[Data extract]
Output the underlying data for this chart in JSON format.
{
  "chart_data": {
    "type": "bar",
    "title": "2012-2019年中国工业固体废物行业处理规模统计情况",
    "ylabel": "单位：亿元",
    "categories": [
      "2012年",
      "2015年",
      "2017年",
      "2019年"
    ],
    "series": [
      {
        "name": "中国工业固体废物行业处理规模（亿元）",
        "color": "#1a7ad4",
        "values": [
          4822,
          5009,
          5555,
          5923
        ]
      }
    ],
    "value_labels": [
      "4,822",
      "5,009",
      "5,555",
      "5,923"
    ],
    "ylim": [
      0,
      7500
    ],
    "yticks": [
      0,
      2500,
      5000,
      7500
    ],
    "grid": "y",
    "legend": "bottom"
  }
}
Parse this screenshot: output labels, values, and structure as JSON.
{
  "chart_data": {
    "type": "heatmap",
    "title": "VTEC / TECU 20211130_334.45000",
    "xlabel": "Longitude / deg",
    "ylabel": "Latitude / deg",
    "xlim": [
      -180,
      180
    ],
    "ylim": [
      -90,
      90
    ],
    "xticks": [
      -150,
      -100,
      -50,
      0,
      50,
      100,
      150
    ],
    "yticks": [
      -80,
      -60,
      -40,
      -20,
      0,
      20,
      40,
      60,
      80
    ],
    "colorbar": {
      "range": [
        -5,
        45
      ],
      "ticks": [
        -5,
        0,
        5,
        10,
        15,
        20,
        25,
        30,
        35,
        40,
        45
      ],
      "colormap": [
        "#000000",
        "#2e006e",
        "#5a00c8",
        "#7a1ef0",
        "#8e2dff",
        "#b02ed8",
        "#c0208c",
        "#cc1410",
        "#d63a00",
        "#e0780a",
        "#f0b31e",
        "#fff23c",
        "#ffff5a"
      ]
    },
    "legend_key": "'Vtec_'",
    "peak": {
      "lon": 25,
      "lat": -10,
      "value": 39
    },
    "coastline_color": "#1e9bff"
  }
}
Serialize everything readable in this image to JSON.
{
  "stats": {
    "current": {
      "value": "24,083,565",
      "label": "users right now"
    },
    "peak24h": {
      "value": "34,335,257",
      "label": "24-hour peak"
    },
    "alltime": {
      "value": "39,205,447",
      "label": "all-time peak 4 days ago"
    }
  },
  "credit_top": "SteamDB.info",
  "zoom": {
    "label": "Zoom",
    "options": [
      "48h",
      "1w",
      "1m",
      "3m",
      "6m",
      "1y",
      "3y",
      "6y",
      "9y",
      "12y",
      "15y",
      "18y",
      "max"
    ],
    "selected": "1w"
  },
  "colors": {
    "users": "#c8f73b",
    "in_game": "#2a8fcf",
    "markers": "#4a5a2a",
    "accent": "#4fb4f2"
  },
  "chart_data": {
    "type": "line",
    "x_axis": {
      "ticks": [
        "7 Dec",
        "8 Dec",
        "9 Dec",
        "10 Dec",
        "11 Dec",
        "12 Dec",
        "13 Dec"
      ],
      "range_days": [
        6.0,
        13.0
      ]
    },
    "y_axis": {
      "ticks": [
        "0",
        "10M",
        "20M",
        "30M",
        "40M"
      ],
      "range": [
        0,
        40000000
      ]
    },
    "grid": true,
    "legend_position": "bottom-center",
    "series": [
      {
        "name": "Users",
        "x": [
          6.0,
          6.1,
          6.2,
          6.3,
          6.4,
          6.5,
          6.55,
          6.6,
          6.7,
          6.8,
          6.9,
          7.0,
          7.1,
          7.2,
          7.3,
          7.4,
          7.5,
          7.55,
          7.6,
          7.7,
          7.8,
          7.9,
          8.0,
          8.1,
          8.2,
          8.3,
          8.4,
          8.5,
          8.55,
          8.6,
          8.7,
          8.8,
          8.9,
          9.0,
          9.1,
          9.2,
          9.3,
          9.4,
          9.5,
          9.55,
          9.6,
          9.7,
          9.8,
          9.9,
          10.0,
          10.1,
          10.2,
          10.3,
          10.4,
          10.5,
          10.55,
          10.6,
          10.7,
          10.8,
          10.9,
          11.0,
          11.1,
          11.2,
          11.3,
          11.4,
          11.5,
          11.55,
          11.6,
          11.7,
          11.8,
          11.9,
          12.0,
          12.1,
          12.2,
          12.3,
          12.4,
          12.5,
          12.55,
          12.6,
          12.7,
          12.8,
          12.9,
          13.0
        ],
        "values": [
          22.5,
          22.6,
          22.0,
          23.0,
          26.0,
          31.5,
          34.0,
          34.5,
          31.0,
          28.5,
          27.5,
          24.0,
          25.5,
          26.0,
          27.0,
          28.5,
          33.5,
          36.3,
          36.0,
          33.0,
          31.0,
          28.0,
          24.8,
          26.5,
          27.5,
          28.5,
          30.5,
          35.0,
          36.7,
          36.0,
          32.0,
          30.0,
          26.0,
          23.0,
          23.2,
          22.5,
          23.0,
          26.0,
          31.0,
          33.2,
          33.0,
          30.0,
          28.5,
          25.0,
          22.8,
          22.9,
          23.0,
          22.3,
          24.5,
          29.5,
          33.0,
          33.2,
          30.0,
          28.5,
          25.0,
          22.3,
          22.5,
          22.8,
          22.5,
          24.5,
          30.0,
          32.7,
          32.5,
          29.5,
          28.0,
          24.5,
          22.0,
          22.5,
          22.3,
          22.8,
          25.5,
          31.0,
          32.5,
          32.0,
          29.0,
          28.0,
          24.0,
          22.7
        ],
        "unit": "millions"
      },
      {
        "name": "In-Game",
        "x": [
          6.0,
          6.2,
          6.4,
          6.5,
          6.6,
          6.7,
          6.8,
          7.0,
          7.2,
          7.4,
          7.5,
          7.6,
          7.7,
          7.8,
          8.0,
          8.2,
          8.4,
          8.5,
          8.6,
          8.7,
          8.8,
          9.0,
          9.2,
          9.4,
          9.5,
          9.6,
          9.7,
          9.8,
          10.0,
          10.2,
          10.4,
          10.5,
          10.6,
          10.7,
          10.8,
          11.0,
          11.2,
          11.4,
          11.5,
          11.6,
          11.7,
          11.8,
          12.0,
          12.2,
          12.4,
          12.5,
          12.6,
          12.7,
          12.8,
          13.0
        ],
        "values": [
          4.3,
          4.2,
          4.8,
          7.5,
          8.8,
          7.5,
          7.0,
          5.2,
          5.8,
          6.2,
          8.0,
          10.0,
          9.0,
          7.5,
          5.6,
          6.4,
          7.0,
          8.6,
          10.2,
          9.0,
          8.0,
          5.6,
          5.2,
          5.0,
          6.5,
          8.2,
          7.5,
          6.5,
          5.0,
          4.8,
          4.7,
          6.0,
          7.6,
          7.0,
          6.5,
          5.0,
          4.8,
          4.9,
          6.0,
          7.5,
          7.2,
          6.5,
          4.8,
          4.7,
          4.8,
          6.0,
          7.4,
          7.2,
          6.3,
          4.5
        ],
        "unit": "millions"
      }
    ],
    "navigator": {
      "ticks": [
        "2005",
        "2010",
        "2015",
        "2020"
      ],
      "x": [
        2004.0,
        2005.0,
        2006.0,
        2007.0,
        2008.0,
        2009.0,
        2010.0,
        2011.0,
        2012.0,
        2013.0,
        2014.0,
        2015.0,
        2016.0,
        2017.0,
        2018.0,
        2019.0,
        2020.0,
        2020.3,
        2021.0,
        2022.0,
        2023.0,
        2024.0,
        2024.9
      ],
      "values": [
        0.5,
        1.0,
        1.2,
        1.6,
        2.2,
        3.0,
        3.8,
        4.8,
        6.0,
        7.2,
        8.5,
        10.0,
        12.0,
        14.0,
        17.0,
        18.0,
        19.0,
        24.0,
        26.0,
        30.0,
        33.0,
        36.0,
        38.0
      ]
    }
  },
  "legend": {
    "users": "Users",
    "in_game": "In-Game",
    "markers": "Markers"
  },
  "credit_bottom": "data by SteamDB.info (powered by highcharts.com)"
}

[Written problem]
Find how many lines in the records contain the string "info", then give the number alone.

[Task solution]
2